Repeat each record below exactly, dropping the pictures.

-- Provided material start --

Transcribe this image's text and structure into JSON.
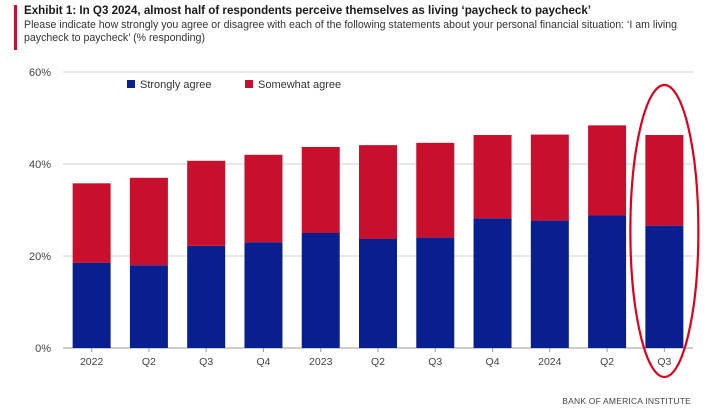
{
  "header": {
    "title": "Exhibit 1: In Q3 2024, almost half of respondents perceive themselves as living ‘paycheck to paycheck’",
    "subtitle": "Please indicate how strongly you agree or disagree with each of the following statements about your personal financial situation: ‘I am living paycheck to paycheck’ (% responding)"
  },
  "footer": {
    "source": "BANK OF AMERICA INSTITUTE"
  },
  "colors": {
    "strongly": "#0a1f8f",
    "somewhat": "#c8102e",
    "highlight": "#e0001b",
    "grid": "#d0d0d0"
  },
  "chart_data": {
    "type": "bar",
    "stacked": true,
    "categories": [
      "2022",
      "Q2",
      "Q3",
      "Q4",
      "2023",
      "Q2",
      "Q3",
      "Q4",
      "2024",
      "Q2",
      "Q3"
    ],
    "series": [
      {
        "name": "Strongly agree",
        "values": [
          18.5,
          18.0,
          22.2,
          23.0,
          25.0,
          23.7,
          24.0,
          28.2,
          27.7,
          28.8,
          26.6
        ]
      },
      {
        "name": "Somewhat agree",
        "values": [
          17.3,
          19.0,
          18.5,
          19.0,
          18.7,
          20.4,
          20.6,
          18.1,
          18.7,
          19.6,
          19.7
        ]
      }
    ],
    "ylim": [
      0,
      60
    ],
    "yticks": [
      "0%",
      "20%",
      "40%",
      "60%"
    ],
    "ytick_values": [
      0,
      20,
      40,
      60
    ],
    "grid": true,
    "legend_position": "top-left",
    "highlighted_category_index": 10
  }
}
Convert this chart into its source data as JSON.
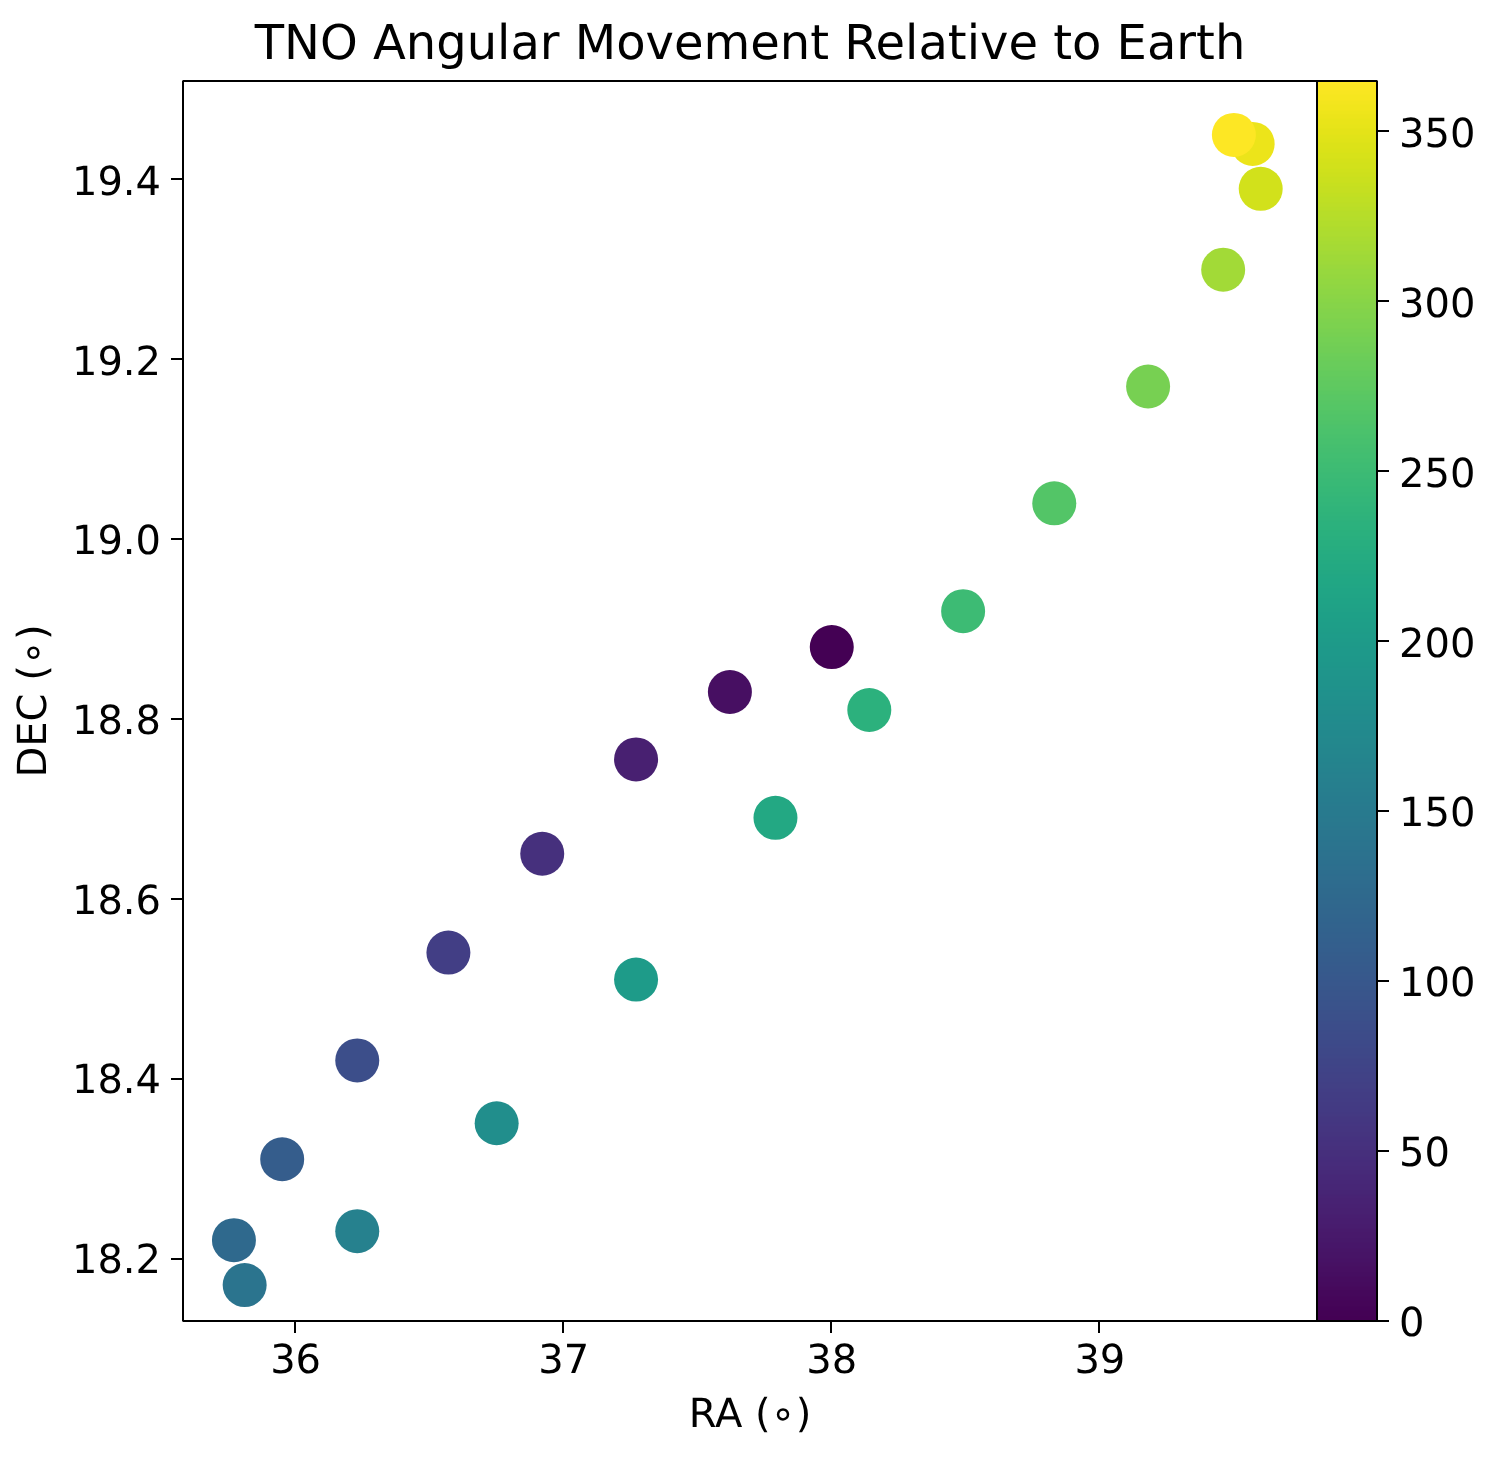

-- Provided material end --

- **Output below**:
Transcribe this image's text and structure into JSON.
{
  "header": {
    "title": "Exhibit 1: In Q3 2024, almost half of respondents perceive themselves as living ‘paycheck to paycheck’",
    "subtitle": "Please indicate how strongly you agree or disagree with each of the following statements about your personal financial situation: ‘I am living paycheck to paycheck’ (% responding)"
  },
  "footer": {
    "source": "BANK OF AMERICA INSTITUTE"
  },
  "colors": {
    "strongly": "#0a1f8f",
    "somewhat": "#c8102e",
    "highlight": "#e0001b",
    "grid": "#d0d0d0"
  },
  "chart_data": {
    "type": "bar",
    "stacked": true,
    "categories": [
      "2022",
      "Q2",
      "Q3",
      "Q4",
      "2023",
      "Q2",
      "Q3",
      "Q4",
      "2024",
      "Q2",
      "Q3"
    ],
    "series": [
      {
        "name": "Strongly agree",
        "values": [
          18.5,
          18.0,
          22.2,
          23.0,
          25.0,
          23.7,
          24.0,
          28.2,
          27.7,
          28.8,
          26.6
        ]
      },
      {
        "name": "Somewhat agree",
        "values": [
          17.3,
          19.0,
          18.5,
          19.0,
          18.7,
          20.4,
          20.6,
          18.1,
          18.7,
          19.6,
          19.7
        ]
      }
    ],
    "ylim": [
      0,
      60
    ],
    "yticks": [
      "0%",
      "20%",
      "40%",
      "60%"
    ],
    "ytick_values": [
      0,
      20,
      40,
      60
    ],
    "grid": true,
    "legend_position": "top-left",
    "highlighted_category_index": 10
  }
}
Convert this chart into its source data as JSON.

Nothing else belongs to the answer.